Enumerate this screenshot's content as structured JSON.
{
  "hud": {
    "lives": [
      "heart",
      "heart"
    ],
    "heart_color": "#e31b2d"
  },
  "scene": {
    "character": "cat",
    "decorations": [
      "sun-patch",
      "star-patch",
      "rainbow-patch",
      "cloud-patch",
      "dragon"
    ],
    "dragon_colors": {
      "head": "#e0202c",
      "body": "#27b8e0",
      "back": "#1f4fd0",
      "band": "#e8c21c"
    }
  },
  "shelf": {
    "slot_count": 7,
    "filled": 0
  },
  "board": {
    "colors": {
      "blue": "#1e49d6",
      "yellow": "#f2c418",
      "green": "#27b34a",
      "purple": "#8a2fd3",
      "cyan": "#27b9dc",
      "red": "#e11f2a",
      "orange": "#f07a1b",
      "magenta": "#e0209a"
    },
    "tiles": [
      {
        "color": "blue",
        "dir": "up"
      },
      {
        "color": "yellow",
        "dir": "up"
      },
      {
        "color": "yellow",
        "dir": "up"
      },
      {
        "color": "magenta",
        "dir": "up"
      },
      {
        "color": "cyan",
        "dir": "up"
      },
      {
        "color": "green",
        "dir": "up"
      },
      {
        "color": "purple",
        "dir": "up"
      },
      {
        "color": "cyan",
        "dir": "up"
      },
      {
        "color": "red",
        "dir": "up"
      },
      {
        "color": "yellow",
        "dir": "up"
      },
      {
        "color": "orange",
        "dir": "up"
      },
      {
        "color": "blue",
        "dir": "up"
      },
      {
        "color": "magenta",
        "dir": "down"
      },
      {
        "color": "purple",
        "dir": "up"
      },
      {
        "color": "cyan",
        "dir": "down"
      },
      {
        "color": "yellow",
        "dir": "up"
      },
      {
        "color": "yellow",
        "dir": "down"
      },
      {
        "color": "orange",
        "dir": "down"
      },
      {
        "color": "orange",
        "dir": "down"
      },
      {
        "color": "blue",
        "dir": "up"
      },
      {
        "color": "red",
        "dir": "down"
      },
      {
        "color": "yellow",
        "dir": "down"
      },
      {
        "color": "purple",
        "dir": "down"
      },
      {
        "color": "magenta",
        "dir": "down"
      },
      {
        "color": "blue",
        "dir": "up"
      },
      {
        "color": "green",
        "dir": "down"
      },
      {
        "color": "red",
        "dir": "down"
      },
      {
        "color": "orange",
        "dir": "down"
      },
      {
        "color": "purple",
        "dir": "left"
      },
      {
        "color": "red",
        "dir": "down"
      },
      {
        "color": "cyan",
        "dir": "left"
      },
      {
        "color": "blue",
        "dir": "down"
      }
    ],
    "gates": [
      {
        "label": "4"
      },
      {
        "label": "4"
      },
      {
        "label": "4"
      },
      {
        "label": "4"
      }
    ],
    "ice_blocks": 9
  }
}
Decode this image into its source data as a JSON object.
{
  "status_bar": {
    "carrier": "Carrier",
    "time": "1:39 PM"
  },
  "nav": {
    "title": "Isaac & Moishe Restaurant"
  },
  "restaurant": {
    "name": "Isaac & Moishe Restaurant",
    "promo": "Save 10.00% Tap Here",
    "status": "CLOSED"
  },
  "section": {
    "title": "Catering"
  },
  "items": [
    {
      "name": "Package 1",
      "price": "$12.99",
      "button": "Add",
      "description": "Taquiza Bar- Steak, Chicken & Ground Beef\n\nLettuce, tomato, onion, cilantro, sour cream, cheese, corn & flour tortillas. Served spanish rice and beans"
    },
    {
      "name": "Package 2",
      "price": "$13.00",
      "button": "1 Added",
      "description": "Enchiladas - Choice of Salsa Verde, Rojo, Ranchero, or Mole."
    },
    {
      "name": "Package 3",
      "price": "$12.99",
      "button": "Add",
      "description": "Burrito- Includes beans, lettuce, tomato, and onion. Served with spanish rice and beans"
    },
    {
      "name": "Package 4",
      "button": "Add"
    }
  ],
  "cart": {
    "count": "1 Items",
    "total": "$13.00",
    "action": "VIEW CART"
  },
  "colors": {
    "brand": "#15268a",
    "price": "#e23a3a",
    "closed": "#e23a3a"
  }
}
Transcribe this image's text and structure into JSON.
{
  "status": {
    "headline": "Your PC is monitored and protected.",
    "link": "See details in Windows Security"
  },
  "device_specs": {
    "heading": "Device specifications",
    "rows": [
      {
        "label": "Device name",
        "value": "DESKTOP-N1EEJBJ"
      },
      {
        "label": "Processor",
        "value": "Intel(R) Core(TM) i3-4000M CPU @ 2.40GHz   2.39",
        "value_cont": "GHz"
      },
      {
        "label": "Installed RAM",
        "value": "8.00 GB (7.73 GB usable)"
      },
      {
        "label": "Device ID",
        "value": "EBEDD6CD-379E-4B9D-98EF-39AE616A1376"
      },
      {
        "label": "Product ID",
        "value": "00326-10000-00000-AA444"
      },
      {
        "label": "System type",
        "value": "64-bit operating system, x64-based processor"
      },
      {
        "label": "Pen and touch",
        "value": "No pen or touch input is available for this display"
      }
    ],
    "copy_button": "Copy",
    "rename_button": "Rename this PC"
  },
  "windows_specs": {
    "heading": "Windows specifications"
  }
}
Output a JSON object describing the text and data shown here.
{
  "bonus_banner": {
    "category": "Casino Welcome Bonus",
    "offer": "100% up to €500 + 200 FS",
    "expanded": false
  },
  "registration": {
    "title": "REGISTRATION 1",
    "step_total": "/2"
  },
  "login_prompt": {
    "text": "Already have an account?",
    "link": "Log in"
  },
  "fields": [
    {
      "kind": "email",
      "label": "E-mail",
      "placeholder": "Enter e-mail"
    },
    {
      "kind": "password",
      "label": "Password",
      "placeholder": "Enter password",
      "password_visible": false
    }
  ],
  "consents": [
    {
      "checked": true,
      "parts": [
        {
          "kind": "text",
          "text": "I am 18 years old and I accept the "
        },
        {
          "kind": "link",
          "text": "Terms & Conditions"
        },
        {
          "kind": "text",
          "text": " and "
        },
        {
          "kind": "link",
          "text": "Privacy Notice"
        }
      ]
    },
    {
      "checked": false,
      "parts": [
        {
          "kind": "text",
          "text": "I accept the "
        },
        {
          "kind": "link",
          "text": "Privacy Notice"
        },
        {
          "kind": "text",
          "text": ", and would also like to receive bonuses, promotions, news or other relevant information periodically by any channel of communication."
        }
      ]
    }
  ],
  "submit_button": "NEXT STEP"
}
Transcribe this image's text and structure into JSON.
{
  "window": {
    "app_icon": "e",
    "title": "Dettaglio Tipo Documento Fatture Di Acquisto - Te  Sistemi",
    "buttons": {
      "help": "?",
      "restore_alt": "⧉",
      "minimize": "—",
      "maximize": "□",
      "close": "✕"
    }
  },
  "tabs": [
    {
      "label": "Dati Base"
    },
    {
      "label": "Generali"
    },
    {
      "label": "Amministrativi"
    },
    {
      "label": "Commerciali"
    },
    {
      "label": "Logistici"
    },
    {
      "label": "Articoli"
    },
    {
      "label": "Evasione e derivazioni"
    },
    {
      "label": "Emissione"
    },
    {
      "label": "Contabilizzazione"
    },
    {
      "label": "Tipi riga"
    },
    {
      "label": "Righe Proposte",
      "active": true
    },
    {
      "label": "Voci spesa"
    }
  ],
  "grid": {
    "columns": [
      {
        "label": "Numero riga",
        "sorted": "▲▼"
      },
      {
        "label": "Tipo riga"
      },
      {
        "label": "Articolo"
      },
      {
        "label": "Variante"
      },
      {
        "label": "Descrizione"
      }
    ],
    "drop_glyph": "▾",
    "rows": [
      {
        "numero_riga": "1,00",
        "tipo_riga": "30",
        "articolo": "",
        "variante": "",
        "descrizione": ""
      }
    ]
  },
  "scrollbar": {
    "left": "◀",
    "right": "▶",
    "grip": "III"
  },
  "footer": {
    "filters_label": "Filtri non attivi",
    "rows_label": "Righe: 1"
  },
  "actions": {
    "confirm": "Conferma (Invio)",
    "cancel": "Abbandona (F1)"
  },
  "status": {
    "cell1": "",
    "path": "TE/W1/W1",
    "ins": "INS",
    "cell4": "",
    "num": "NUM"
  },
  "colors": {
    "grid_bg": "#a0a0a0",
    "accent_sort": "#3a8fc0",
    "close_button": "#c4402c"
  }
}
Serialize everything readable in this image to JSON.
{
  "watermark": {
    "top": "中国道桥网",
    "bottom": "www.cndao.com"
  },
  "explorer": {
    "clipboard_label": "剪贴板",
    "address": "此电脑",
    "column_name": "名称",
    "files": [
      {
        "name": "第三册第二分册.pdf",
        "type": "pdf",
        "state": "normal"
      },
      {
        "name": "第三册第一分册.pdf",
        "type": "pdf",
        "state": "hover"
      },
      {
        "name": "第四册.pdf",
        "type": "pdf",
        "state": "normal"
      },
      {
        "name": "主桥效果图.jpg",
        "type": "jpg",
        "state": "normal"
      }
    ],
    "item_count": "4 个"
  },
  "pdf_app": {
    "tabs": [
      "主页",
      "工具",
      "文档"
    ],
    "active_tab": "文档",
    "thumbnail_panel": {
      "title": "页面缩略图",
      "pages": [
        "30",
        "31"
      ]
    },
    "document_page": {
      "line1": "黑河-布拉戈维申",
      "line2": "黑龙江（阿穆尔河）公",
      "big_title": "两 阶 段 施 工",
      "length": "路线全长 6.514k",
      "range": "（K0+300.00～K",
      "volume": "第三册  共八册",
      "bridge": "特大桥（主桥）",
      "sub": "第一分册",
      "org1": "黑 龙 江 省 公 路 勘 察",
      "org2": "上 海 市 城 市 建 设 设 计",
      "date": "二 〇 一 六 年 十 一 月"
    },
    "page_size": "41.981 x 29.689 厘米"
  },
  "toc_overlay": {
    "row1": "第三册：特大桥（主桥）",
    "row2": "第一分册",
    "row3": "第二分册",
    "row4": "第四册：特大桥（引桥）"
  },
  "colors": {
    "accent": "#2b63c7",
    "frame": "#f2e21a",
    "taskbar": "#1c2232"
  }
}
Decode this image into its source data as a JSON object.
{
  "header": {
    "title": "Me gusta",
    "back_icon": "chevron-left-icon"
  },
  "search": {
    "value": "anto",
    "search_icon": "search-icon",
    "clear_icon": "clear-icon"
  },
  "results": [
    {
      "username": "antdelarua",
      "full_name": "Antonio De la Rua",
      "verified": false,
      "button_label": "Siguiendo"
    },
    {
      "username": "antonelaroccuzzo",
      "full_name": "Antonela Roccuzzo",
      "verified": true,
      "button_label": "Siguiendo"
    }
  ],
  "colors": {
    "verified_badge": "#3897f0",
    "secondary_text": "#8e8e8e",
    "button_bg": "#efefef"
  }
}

---

Every line from the one containing "Serialize everything readable" through the end of the entries above must be echoed exactly, with both ends kept.

EXERCISE RESULT ▸
Serialize everything readable in this image to JSON.
{
  "watermark": {
    "top": "中国道桥网",
    "bottom": "www.cndao.com"
  },
  "explorer": {
    "clipboard_label": "剪贴板",
    "address": "此电脑",
    "column_name": "名称",
    "files": [
      {
        "name": "第三册第二分册.pdf",
        "type": "pdf",
        "state": "normal"
      },
      {
        "name": "第三册第一分册.pdf",
        "type": "pdf",
        "state": "hover"
      },
      {
        "name": "第四册.pdf",
        "type": "pdf",
        "state": "normal"
      },
      {
        "name": "主桥效果图.jpg",
        "type": "jpg",
        "state": "normal"
      }
    ],
    "item_count": "4 个"
  },
  "pdf_app": {
    "tabs": [
      "主页",
      "工具",
      "文档"
    ],
    "active_tab": "文档",
    "thumbnail_panel": {
      "title": "页面缩略图",
      "pages": [
        "30",
        "31"
      ]
    },
    "document_page": {
      "line1": "黑河-布拉戈维申",
      "line2": "黑龙江（阿穆尔河）公",
      "big_title": "两 阶 段 施 工",
      "length": "路线全长 6.514k",
      "range": "（K0+300.00～K",
      "volume": "第三册  共八册",
      "bridge": "特大桥（主桥）",
      "sub": "第一分册",
      "org1": "黑 龙 江 省 公 路 勘 察",
      "org2": "上 海 市 城 市 建 设 设 计",
      "date": "二 〇 一 六 年 十 一 月"
    },
    "page_size": "41.981 x 29.689 厘米"
  },
  "toc_overlay": {
    "row1": "第三册：特大桥（主桥）",
    "row2": "第一分册",
    "row3": "第二分册",
    "row4": "第四册：特大桥（引桥）"
  },
  "colors": {
    "accent": "#2b63c7",
    "frame": "#f2e21a",
    "taskbar": "#1c2232"
  }
}
Decode this image into its source data as a JSON object.
{
  "header": {
    "title": "Me gusta",
    "back_icon": "chevron-left-icon"
  },
  "search": {
    "value": "anto",
    "search_icon": "search-icon",
    "clear_icon": "clear-icon"
  },
  "results": [
    {
      "username": "antdelarua",
      "full_name": "Antonio De la Rua",
      "verified": false,
      "button_label": "Siguiendo"
    },
    {
      "username": "antonelaroccuzzo",
      "full_name": "Antonela Roccuzzo",
      "verified": true,
      "button_label": "Siguiendo"
    }
  ],
  "colors": {
    "verified_badge": "#3897f0",
    "secondary_text": "#8e8e8e",
    "button_bg": "#efefef"
  }
}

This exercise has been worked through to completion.